> [Exercise]:
Make an exact transcription of the material, leaving out all images.

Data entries
----

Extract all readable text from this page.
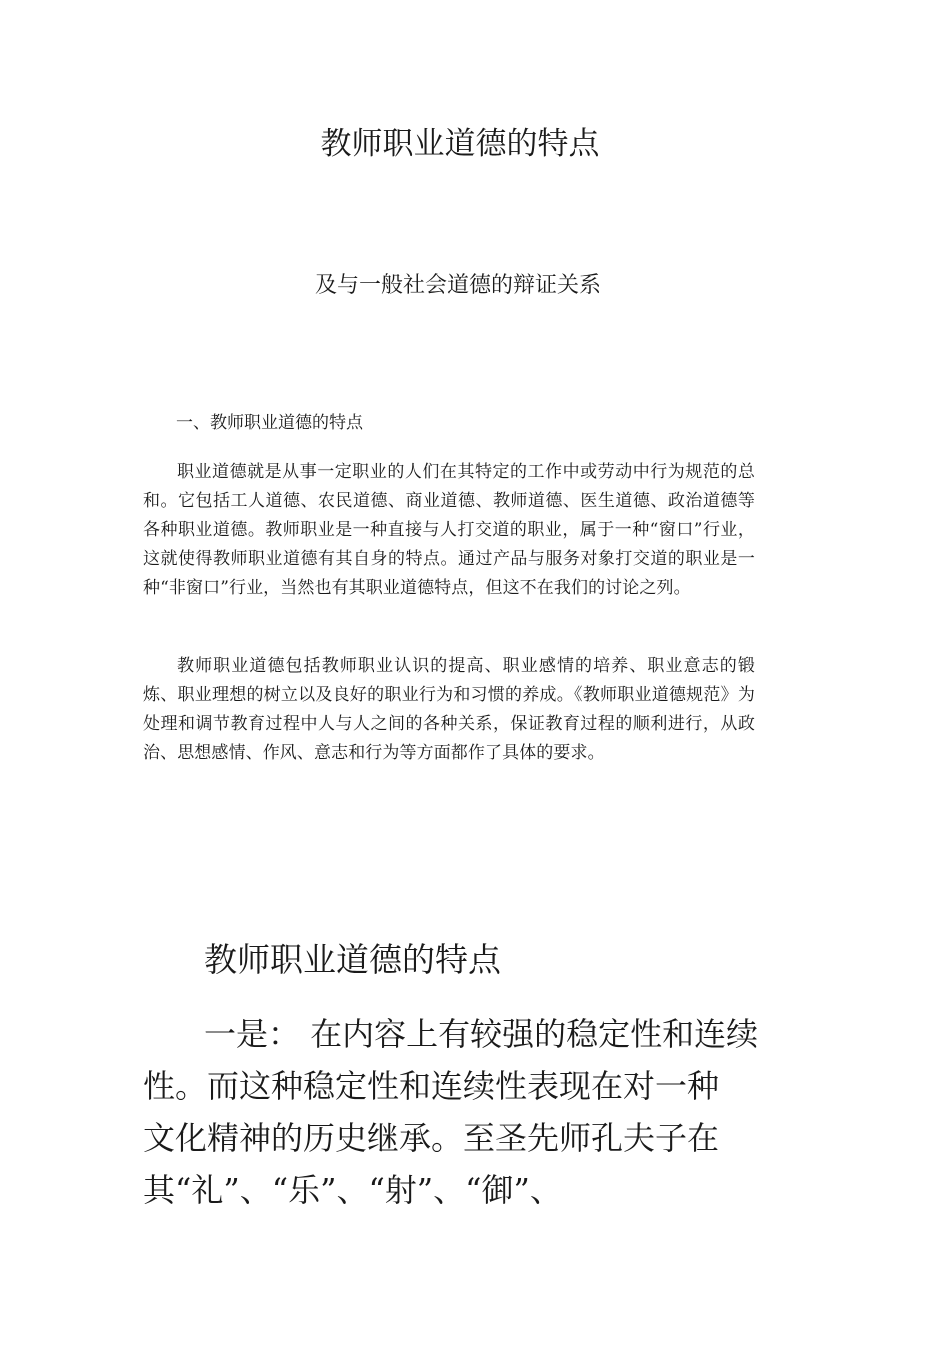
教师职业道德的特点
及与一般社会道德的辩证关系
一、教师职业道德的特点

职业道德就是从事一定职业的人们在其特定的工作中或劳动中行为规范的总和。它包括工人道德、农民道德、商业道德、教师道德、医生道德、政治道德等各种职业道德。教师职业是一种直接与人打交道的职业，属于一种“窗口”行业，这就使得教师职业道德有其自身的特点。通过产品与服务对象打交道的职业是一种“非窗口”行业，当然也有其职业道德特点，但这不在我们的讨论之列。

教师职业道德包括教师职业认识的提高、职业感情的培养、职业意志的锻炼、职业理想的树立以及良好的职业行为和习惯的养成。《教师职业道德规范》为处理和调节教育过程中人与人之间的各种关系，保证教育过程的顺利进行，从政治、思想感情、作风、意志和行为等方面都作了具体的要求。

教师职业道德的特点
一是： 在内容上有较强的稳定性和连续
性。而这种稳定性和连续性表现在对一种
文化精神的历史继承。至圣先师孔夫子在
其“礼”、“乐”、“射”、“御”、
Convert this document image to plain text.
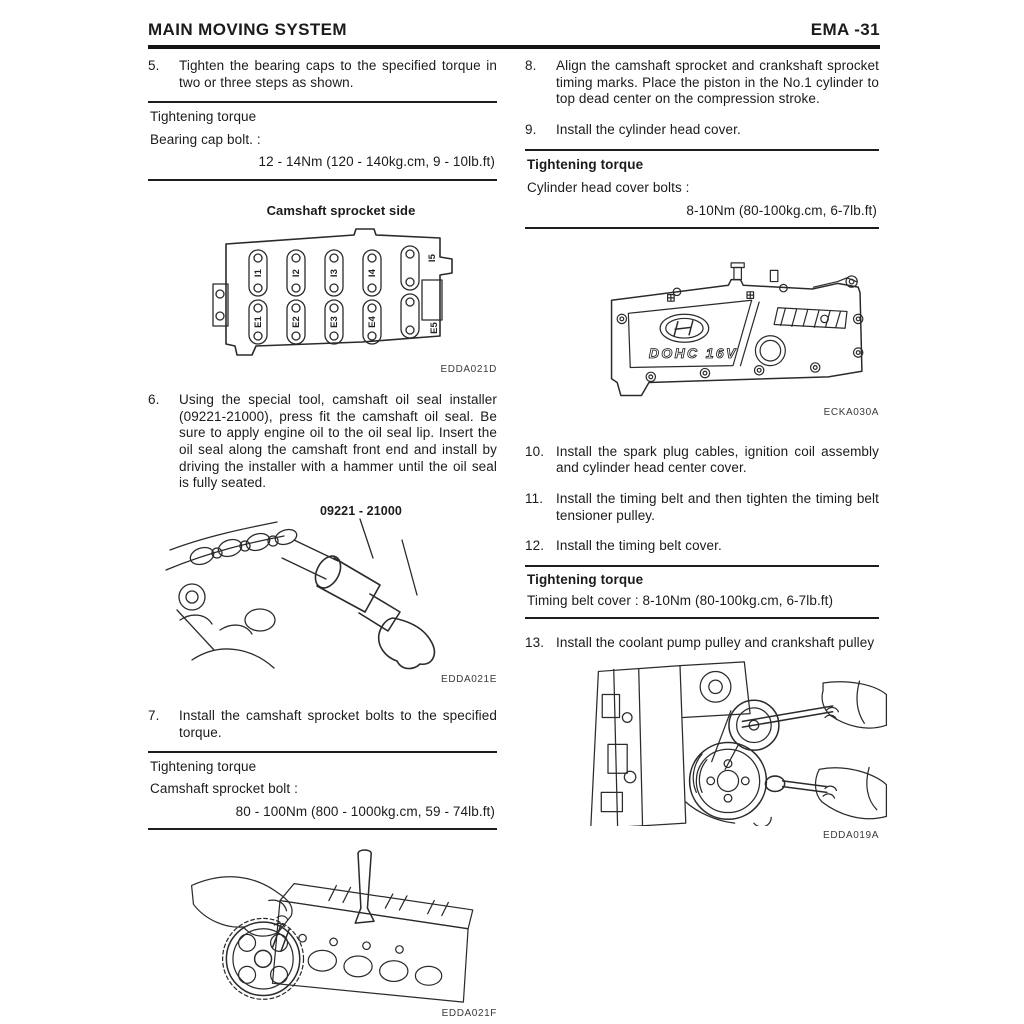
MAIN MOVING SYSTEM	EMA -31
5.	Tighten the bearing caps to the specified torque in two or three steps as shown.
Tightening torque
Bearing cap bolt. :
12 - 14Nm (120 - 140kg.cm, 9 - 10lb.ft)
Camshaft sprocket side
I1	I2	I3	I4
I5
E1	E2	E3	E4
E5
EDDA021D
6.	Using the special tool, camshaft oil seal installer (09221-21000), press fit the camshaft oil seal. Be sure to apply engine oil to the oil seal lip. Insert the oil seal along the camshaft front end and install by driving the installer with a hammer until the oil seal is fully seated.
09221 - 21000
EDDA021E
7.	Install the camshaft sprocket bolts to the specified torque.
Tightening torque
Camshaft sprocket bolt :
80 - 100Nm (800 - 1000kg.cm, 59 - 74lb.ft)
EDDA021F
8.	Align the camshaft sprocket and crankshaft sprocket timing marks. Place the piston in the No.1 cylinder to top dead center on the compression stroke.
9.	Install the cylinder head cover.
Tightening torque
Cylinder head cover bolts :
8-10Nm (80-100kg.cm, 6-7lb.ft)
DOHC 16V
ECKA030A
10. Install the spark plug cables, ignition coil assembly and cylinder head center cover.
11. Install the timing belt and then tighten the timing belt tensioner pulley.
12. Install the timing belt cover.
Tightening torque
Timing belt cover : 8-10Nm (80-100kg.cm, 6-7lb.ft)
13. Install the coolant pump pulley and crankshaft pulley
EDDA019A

----

> [In response]:
Extract all readable text from this page.
教师职业道德的特点
及与一般社会道德的辩证关系
一、教师职业道德的特点

职业道德就是从事一定职业的人们在其特定的工作中或劳动中行为规范的总和。它包括工人道德、农民道德、商业道德、教师道德、医生道德、政治道德等各种职业道德。教师职业是一种直接与人打交道的职业，属于一种“窗口”行业，这就使得教师职业道德有其自身的特点。通过产品与服务对象打交道的职业是一种“非窗口”行业，当然也有其职业道德特点，但这不在我们的讨论之列。

教师职业道德包括教师职业认识的提高、职业感情的培养、职业意志的锻炼、职业理想的树立以及良好的职业行为和习惯的养成。《教师职业道德规范》为处理和调节教育过程中人与人之间的各种关系，保证教育过程的顺利进行，从政治、思想感情、作风、意志和行为等方面都作了具体的要求。

教师职业道德的特点
一是： 在内容上有较强的稳定性和连续
性。而这种稳定性和连续性表现在对一种
文化精神的历史继承。至圣先师孔夫子在
其“礼”、“乐”、“射”、“御”、
Convert this document image to plain text.
MAIN MOVING SYSTEM	EMA -31
5.	Tighten the bearing caps to the specified torque in two or three steps as shown.
Tightening torque
Bearing cap bolt. :
12 - 14Nm (120 - 140kg.cm, 9 - 10lb.ft)
Camshaft sprocket side
I1	I2	I3	I4
I5
E1	E2	E3	E4
E5
EDDA021D
6.	Using the special tool, camshaft oil seal installer (09221-21000), press fit the camshaft oil seal. Be sure to apply engine oil to the oil seal lip. Insert the oil seal along the camshaft front end and install by driving the installer with a hammer until the oil seal is fully seated.
09221 - 21000
EDDA021E
7.	Install the camshaft sprocket bolts to the specified torque.
Tightening torque
Camshaft sprocket bolt :
80 - 100Nm (800 - 1000kg.cm, 59 - 74lb.ft)
EDDA021F
8.	Align the camshaft sprocket and crankshaft sprocket timing marks. Place the piston in the No.1 cylinder to top dead center on the compression stroke.
9.	Install the cylinder head cover.
Tightening torque
Cylinder head cover bolts :
8-10Nm (80-100kg.cm, 6-7lb.ft)
DOHC 16V
ECKA030A
10. Install the spark plug cables, ignition coil assembly and cylinder head center cover.
11. Install the timing belt and then tighten the timing belt tensioner pulley.
12. Install the timing belt cover.
Tightening torque
Timing belt cover : 8-10Nm (80-100kg.cm, 6-7lb.ft)
13. Install the coolant pump pulley and crankshaft pulley
EDDA019A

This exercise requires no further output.